## Instructions for the task
Copy out each line that includes the word "checkIntent".

__________

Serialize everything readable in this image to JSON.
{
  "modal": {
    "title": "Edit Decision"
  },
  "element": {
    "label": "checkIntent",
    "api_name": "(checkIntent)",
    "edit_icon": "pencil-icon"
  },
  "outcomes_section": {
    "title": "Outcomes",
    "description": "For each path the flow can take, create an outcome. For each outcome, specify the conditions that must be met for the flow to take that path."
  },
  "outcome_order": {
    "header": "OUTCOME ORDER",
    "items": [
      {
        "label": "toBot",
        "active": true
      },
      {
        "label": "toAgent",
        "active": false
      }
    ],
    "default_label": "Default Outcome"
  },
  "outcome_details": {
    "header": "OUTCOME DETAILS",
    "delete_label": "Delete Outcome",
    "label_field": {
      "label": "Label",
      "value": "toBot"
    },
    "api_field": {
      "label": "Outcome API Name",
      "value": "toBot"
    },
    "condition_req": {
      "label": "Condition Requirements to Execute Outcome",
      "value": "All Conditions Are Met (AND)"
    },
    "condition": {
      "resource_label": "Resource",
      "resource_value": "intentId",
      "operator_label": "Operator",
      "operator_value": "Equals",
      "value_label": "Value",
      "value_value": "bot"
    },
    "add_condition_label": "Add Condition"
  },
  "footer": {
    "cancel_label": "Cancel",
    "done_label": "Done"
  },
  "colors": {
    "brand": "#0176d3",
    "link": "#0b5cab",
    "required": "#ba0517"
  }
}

__________

## Finished exercise
    "label": "checkIntent",
    "api_name": "(checkIntent)",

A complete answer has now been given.